[Supplied text]:
Maryland Gov. Martin O'Malley (D) said, "It is time for President Bush to do his part, join the consensus and invest dollars in protecting the health of our children here at home" (AP/Washington Times, 10/2).
Jeanine L'Ecuyer, press aide to Arizona Gov. Janet Napolitano (D), said that while Arizona is not affected by the enrollment rules, political conditions might exist in the future in which the state would like to enroll children in families with higher incomes (Fischer, Capital Media/Arizona Daily Star, 10/2).
Washington Gov. Chris Gregoire (D) said the states filing the lawsuit do not believe that the 95% enrollment mandate is "achievable," adding that it "was put in place to guarantee that we couldn't go above 250% of" the poverty level (Thomas, Seattle Times, 10/2). Gregoire said, "I'm not one who believes in a bunch of lawsuits," but the federal policy "has left us with no choice, we think, but that we have to turn to the courts" (Roesler, Spokane Spokesman-Review, 10/2).
Democrats on Monday launched a multimedia campaign against eight politically vulnerable House Republicans who voted against SCHIP compromise legislation, the Kansas City Star reports (Helling, Kansas City Star, 10/1). The campaign, coordinated by the Democratic Congressional Campaign Committee, will use radio advertisements, as well as e-mails and automated phone calls that feature the mother of a child enrolled in SCHIP, according to The Hill.
Initial targets of the DCCC campaign are Reps. Steve Cabot (R-Ohio), Thelma Drake (R-Va.), Tom Feeney (R-Fla.), Sam Graves (R-Mo.), Joe Knollenberg (R-Mich.), Randy Kuhl (R-N.Y.), Jim Saxton (R-N.J.) and Tim Walberg (R-Mich.). Saxton was the only lawmaker whose district did not receive automated phone calls (Young, The Hill, 10/2).
In addition, the American Federation of State, County and Municipal Employees, Service Employees International Union, Americans United for Change and USAction this week will launch "sustained grassroots efforts" to enlist additional support for SCHIP that will include 200 events in targeted districts, according to a spokesperson for Americans United (Wegner/Johnson, CongressDaily, 10/2).
National Republican Congressional Committee spokesperson Julie Shutley said that if Democrats "really wanted to extend SCHIP, they would be willing to work across the aisle to develop legislation that would be able to get signed by President Bush" (McArdle, Roll Call, 10/2).

[Task list]:
#1 List the organizations that the SCHIP report says will launch "sustained grassroots efforts" this week.
#2 Pick up the SCHIP report after its final sentence and continue it.

Items listed in a dataset

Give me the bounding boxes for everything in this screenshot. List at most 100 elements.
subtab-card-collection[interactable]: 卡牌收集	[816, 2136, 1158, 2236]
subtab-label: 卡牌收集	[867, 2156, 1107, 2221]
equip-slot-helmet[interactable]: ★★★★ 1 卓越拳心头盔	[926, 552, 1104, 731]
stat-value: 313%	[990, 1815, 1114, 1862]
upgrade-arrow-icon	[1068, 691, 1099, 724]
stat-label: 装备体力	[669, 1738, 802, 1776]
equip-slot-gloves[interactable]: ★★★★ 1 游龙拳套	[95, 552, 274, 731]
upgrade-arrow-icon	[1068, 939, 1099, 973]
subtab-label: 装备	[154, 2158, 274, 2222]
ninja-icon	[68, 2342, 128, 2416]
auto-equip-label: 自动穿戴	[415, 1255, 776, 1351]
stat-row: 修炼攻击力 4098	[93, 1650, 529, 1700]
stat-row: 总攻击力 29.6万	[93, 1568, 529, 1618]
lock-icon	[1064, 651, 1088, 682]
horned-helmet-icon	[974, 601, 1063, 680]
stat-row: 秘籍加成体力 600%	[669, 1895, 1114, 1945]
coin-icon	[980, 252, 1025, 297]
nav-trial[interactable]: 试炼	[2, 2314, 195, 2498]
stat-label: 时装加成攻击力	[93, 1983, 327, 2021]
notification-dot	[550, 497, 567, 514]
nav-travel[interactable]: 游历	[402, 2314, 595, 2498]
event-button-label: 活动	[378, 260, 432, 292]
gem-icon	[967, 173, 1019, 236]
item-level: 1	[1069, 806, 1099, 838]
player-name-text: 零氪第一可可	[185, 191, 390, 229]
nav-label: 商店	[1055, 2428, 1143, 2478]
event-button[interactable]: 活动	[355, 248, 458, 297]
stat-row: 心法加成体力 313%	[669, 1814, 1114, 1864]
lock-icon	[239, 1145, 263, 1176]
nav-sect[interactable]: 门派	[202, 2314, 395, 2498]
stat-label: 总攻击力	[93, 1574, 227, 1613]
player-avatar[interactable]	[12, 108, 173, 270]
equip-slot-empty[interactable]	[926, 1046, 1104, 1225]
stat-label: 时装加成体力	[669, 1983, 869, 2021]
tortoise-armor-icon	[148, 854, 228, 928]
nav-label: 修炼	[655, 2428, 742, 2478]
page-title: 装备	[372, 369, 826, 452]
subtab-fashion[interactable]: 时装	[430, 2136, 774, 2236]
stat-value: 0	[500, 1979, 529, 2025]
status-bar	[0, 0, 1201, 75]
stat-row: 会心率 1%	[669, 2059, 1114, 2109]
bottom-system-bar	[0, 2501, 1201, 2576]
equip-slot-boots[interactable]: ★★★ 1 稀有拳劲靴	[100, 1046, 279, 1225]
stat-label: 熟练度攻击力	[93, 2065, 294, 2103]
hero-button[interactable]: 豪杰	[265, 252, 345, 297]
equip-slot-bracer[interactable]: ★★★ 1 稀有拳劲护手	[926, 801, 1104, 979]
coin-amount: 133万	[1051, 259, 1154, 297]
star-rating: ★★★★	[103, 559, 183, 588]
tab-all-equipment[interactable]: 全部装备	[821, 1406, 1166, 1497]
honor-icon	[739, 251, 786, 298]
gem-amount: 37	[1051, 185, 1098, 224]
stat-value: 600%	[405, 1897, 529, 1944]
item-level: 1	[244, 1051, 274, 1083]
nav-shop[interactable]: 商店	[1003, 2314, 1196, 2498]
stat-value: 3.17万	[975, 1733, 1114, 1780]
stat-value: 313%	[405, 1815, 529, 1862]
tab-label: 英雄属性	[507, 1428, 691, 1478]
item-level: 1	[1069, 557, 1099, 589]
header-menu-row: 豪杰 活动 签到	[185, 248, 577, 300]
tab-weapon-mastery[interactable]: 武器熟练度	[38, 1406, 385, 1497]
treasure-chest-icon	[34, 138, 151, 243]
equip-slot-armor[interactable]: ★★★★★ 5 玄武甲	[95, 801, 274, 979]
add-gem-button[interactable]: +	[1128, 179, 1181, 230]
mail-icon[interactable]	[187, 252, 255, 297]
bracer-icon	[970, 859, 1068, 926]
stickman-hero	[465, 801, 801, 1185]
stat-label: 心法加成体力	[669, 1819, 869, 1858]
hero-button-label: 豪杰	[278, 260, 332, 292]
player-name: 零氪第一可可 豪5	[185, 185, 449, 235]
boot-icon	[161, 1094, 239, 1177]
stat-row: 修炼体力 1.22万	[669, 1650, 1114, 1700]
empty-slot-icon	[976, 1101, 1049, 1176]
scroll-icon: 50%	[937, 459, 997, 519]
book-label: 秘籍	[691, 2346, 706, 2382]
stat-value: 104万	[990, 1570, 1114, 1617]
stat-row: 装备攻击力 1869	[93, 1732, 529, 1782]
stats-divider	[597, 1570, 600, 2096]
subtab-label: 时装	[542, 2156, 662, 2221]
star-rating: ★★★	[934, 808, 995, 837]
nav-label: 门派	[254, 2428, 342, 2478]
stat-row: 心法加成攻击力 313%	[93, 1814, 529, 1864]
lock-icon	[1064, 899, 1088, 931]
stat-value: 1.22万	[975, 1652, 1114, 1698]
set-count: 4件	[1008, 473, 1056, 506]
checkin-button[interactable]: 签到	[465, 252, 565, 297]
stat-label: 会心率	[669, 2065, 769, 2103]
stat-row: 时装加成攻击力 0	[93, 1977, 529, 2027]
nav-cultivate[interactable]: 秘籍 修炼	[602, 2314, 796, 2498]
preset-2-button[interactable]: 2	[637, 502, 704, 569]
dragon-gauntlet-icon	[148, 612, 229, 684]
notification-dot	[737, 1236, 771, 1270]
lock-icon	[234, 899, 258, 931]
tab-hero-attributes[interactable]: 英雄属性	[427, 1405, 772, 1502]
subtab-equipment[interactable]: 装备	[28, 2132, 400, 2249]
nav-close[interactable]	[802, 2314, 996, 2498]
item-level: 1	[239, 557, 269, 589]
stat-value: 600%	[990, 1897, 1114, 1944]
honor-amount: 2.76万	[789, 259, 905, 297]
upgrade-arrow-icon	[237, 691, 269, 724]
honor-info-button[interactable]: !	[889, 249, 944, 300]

[Answers provided]:
#1
- American Federation of State, County and Municipal Employees
- Service Employees International Union
- Americans United for Change
- USAction

#2
Democratic leaders are expected to send the SCHIP bill to the president on Tuesday (Wegner/Johnson, CongressDaily, 10/2).
A majority of U.S. residents support the compromise SCHIP bill that Bush has promised to veto and oppose fully funding Bush's $190 billion request for the wars in Iraq and Afghanistan, according to a Washington Post-ABC News poll, the Post reports. The poll found that more than seven in 10 residents support the compromise SCHIP bill and 25% oppose the bill.
The poll sampled 1,114 individuals across the U.S. from Thursday to Sunday.
About half of those polled "strongly" support the expansion of the program while 17% are strongly against the expansion. About 81% of Democrats, 69% of independents and 61% of Republicans are in favor of the legislation. In addition, the poll found that 56% of those polled said they trust Democrats to solve health care issues and 26% trust Republicans (Cohen/Balz, Washington Post, 10/2).
On Monday, physicians at Santa Clara Valley Medical Center held a rally against Bush's veto threat of the SCHIP compromise bill, the San Jose Mercury News reports.
Steve Harris, chair of the hospital's pediatrics department, said, "We are furious that [Bush] is playing cynical politics with our children's health." He added, "Mr. President, get your priorities straight."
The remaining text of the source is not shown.